>> start AVAILABLE DATA

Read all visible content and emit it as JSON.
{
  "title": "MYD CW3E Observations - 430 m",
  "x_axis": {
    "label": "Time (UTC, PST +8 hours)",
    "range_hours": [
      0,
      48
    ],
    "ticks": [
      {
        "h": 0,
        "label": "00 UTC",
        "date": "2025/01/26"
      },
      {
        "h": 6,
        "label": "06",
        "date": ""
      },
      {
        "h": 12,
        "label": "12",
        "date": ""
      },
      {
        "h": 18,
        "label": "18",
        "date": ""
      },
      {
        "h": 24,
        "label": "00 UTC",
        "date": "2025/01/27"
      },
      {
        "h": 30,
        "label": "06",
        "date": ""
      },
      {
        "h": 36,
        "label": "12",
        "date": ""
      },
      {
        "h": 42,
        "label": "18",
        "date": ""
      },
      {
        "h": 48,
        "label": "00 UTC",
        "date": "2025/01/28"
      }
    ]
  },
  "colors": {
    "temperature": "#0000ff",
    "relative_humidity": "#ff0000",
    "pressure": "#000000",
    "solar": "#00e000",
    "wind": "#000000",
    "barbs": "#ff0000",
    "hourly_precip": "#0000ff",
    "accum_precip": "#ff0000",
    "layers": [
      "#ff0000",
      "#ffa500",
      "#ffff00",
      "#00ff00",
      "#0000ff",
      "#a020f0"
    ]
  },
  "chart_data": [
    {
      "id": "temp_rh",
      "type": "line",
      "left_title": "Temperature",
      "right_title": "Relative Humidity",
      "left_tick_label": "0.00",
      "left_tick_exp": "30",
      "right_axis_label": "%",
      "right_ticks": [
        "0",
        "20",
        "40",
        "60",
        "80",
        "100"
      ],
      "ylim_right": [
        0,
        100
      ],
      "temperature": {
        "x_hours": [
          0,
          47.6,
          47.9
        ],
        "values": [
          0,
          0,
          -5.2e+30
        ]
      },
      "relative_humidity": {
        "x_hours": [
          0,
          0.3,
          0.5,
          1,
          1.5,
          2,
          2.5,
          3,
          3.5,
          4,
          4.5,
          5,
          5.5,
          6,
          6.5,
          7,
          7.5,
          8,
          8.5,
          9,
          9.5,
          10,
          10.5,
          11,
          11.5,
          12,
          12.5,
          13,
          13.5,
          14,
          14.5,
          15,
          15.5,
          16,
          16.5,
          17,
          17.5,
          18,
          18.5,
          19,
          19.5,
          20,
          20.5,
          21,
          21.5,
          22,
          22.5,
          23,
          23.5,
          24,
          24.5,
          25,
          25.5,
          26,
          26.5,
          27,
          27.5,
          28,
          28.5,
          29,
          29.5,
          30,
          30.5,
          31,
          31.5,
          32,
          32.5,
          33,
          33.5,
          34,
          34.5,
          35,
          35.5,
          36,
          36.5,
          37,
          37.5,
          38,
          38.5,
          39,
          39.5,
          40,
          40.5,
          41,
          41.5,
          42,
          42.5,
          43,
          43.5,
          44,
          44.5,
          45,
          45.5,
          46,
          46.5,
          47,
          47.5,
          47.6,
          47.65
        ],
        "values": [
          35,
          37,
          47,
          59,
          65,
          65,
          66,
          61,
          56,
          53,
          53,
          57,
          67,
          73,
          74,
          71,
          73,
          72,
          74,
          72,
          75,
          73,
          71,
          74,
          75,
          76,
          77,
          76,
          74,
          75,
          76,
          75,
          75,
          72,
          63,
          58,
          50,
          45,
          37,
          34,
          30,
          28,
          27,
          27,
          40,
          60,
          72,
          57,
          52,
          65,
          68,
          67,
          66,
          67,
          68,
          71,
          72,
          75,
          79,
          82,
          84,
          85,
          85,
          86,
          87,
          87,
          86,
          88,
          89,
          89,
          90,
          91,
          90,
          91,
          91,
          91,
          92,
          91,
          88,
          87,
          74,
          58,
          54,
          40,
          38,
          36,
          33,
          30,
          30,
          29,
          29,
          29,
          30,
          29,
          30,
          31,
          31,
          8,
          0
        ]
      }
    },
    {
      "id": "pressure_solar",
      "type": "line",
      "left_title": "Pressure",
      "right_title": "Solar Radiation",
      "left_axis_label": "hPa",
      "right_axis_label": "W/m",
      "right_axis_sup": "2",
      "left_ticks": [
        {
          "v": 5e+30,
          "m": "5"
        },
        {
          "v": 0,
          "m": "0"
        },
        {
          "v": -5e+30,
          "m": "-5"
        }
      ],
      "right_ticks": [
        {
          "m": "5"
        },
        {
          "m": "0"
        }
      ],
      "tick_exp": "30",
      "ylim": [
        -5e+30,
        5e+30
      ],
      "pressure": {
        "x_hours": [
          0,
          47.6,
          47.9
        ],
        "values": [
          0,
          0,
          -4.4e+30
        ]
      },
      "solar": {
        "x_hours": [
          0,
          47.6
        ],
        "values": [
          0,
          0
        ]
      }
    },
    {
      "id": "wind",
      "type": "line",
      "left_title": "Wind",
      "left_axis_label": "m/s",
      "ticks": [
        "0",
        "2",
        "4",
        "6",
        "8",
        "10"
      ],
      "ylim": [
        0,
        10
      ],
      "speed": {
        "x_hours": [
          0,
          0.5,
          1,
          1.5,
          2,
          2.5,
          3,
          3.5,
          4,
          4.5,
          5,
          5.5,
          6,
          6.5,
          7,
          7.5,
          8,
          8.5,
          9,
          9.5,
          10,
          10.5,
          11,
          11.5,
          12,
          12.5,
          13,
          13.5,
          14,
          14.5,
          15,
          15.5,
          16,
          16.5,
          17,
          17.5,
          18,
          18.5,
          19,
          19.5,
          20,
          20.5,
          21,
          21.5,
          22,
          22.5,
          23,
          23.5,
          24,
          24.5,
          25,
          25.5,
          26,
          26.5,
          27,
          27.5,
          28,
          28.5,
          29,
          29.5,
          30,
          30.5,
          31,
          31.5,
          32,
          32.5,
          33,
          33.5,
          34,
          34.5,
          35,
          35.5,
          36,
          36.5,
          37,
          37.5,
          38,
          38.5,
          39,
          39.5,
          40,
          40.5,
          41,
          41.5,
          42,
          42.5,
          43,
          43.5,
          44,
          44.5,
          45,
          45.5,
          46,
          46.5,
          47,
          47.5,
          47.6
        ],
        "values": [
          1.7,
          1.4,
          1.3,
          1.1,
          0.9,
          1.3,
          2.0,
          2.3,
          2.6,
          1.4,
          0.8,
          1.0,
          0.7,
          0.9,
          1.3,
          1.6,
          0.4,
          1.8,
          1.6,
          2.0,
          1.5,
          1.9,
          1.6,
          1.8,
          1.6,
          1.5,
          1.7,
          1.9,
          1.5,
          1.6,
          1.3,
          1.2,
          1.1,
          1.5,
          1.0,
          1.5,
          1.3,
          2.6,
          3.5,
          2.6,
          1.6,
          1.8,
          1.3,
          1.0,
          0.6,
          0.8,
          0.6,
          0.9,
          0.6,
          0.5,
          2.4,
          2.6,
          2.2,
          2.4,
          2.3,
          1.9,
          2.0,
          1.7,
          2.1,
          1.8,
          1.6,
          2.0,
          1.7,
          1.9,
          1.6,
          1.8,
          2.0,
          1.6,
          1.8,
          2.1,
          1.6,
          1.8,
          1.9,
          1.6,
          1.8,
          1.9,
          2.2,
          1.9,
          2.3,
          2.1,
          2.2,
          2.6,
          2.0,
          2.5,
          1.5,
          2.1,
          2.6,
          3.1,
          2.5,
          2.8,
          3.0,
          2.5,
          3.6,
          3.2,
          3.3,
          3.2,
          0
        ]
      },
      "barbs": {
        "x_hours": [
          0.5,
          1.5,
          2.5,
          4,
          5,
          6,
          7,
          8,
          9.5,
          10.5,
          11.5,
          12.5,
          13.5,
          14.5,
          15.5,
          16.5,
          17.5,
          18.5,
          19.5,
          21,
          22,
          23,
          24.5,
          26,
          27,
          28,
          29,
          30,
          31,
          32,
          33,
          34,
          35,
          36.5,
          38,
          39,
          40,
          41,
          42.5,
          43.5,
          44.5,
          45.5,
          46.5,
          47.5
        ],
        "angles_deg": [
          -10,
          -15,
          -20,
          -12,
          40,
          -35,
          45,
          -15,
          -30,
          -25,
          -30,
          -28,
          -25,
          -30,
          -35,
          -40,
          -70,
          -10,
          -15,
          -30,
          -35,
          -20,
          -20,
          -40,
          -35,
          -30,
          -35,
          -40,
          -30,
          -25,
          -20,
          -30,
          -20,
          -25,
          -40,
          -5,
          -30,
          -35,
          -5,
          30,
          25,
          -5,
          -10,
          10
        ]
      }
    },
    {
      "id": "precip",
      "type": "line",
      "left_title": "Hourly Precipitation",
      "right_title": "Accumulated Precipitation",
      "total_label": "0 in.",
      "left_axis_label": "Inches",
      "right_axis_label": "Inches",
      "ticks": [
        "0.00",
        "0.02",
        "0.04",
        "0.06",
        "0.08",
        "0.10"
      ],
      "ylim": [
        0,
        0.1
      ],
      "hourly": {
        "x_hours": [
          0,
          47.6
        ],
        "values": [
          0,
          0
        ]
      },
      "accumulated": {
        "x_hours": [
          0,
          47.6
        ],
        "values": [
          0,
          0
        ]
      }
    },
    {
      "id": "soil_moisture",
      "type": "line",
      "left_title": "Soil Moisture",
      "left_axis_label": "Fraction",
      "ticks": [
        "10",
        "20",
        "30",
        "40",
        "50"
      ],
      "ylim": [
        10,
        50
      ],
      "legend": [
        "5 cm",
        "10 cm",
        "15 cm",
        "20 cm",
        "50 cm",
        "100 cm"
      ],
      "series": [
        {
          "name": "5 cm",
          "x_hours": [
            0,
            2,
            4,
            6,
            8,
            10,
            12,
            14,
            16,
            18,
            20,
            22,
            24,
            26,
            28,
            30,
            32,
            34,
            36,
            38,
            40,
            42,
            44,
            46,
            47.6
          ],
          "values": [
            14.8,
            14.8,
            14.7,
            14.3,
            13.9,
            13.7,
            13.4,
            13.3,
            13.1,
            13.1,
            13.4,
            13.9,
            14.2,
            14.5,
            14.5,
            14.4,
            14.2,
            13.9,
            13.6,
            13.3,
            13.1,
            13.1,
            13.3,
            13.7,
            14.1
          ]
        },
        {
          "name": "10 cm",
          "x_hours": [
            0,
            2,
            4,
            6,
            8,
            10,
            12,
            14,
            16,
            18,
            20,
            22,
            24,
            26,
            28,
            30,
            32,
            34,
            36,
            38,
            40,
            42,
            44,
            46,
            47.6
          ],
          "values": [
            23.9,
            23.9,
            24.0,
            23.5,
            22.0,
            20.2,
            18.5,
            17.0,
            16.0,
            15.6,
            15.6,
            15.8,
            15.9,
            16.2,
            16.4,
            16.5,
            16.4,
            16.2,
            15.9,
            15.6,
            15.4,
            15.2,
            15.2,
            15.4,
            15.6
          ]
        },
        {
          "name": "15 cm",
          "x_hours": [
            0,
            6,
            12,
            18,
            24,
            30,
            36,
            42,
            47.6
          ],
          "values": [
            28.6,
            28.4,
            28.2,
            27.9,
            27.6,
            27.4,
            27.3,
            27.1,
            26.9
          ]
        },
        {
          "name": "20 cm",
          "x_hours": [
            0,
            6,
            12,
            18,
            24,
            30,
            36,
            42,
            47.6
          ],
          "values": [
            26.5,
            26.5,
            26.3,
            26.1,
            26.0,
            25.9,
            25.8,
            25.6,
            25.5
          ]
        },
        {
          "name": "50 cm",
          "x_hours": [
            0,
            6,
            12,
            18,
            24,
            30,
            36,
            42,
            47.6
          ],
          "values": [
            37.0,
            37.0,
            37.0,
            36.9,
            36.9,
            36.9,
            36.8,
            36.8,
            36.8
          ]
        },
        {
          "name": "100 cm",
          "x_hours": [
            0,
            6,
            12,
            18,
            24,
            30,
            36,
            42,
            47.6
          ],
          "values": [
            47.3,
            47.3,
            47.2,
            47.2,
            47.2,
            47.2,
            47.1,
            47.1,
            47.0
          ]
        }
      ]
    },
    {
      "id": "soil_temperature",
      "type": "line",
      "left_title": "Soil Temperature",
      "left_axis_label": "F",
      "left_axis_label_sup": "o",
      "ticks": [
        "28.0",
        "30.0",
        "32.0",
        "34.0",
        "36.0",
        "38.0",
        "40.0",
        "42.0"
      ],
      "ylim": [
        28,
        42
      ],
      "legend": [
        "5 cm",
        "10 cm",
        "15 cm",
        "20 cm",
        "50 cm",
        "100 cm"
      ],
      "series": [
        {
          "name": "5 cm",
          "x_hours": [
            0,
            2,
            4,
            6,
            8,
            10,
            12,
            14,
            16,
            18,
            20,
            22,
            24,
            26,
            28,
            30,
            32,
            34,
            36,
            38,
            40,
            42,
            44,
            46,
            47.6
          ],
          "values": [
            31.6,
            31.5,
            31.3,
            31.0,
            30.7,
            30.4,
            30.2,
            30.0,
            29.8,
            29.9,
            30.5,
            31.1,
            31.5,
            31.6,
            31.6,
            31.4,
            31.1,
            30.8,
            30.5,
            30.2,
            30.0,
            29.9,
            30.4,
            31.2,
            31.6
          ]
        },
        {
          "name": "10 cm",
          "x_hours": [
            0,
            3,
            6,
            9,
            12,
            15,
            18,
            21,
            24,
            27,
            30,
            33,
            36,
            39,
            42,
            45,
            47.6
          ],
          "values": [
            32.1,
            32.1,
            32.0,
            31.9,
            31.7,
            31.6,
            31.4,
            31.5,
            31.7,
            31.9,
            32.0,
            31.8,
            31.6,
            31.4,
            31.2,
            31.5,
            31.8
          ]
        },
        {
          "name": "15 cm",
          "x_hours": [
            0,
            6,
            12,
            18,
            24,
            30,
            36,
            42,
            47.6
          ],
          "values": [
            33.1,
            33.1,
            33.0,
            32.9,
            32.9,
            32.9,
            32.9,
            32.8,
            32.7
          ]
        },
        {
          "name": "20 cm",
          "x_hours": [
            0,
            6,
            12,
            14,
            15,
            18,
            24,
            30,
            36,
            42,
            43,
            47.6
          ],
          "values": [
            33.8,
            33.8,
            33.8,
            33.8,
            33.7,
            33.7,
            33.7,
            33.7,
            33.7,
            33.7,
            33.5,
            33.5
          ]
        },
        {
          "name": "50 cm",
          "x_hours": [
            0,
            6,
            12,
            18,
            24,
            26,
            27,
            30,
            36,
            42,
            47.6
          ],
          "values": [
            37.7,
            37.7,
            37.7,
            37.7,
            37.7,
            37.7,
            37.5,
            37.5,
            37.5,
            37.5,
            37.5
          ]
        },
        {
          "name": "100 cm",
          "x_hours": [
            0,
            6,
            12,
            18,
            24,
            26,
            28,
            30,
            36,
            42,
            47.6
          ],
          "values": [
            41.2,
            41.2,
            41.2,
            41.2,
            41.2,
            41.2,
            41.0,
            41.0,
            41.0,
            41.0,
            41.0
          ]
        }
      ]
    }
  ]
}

>> end AVAILABLE DATA

PROBLEM TO WORK ON => List the lines that contain the word "Precipitation".

EXERCISE OUTPUT =>
      "left_title": "Hourly Precipitation",
      "right_title": "Accumulated Precipitation",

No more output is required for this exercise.